**Brief:**
Take down each entry exactly as written.

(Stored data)
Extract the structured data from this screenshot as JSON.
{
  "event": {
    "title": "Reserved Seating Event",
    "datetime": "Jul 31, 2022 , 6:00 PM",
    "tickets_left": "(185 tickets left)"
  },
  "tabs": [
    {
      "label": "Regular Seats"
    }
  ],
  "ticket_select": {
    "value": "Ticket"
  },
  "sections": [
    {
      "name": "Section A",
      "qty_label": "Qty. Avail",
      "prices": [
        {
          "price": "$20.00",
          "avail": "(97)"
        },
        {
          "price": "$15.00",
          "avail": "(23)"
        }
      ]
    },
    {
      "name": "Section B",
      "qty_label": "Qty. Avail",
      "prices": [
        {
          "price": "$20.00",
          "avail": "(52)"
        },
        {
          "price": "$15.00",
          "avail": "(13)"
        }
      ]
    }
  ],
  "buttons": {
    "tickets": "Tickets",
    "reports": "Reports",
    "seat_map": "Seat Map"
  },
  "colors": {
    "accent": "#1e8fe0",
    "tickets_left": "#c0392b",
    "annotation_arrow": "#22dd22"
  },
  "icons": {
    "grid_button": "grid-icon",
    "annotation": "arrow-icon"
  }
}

**Response:**
Extract the structured data from this screenshot as JSON.
{
  "event": {
    "title": "Reserved Seating Event",
    "datetime": "Jul 31, 2022 , 6:00 PM",
    "tickets_left": "(185 tickets left)"
  },
  "tabs": [
    {
      "label": "Regular Seats"
    }
  ],
  "ticket_select": {
    "value": "Ticket"
  },
  "sections": [
    {
      "name": "Section A",
      "qty_label": "Qty. Avail",
      "prices": [
        {
          "price": "$20.00",
          "avail": "(97)"
        },
        {
          "price": "$15.00",
          "avail": "(23)"
        }
      ]
    },
    {
      "name": "Section B",
      "qty_label": "Qty. Avail",
      "prices": [
        {
          "price": "$20.00",
          "avail": "(52)"
        },
        {
          "price": "$15.00",
          "avail": "(13)"
        }
      ]
    }
  ],
  "buttons": {
    "tickets": "Tickets",
    "reports": "Reports",
    "seat_map": "Seat Map"
  },
  "colors": {
    "accent": "#1e8fe0",
    "tickets_left": "#c0392b",
    "annotation_arrow": "#22dd22"
  },
  "icons": {
    "grid_button": "grid-icon",
    "annotation": "arrow-icon"
  }
}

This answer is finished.